> _Given information_
^^^^^^^^

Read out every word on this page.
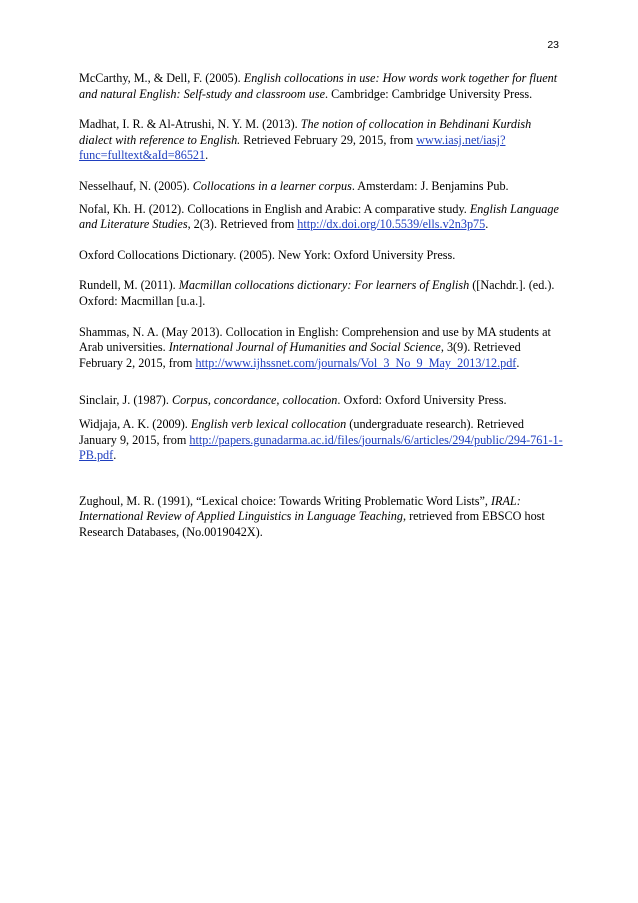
23

McCarthy, M., & Dell, F. (2005). English collocations in use: How words work together for fluent and natural English: Self-study and classroom use. Cambridge: Cambridge University Press.

Madhat, I. R. & Al-Atrushi, N. Y. M. (2013). The notion of collocation in Behdinani Kurdish dialect with reference to English. Retrieved February 29, 2015, from www.iasj.net/iasj?func=fulltext&aId=86521.

Nesselhauf, N. (2005). Collocations in a learner corpus. Amsterdam: J. Benjamins Pub.

Nofal, Kh. H. (2012). Collocations in English and Arabic: A comparative study. English Language and Literature Studies, 2(3). Retrieved from http://dx.doi.org/10.5539/ells.v2n3p75.

Oxford Collocations Dictionary. (2005). New York: Oxford University Press.

Rundell, M. (2011). Macmillan collocations dictionary: For learners of English ([Nachdr.]. (ed.). Oxford: Macmillan [u.a.].

Shammas, N. A. (May 2013). Collocation in English: Comprehension and use by MA students at Arab universities. International Journal of Humanities and Social Science, 3(9). Retrieved February 2, 2015, from http://www.ijhssnet.com/journals/Vol_3_No_9_May_2013/12.pdf.

Sinclair, J. (1987). Corpus, concordance, collocation. Oxford: Oxford University Press.

Widjaja, A. K. (2009). English verb lexical collocation (undergraduate research). Retrieved January 9, 2015, from http://papers.gunadarma.ac.id/files/journals/6/articles/294/public/294-761-1-PB.pdf.

Zughoul, M. R. (1991), “Lexical choice: Towards Writing Problematic Word Lists”, IRAL: International Review of Applied Linguistics in Language Teaching, retrieved from EBSCO host Research Databases, (No.0019042X).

^^^^^^^^

> _Required work_
Every line that holds the word "Language" should be extracted.

> _Solution to this problem_
Nofal, Kh. H. (2012). Collocations in English and Arabic: A comparative study. English Language and Literature Studies, 2(3). Retrieved from http://dx.doi.org/10.5539/ells.v2n3p75.
Zughoul, M. R. (1991), “Lexical choice: Towards Writing Problematic Word Lists”, IRAL: International Review of Applied Linguistics in Language Teaching, retrieved from EBSCO host Research Databases, (No.0019042X).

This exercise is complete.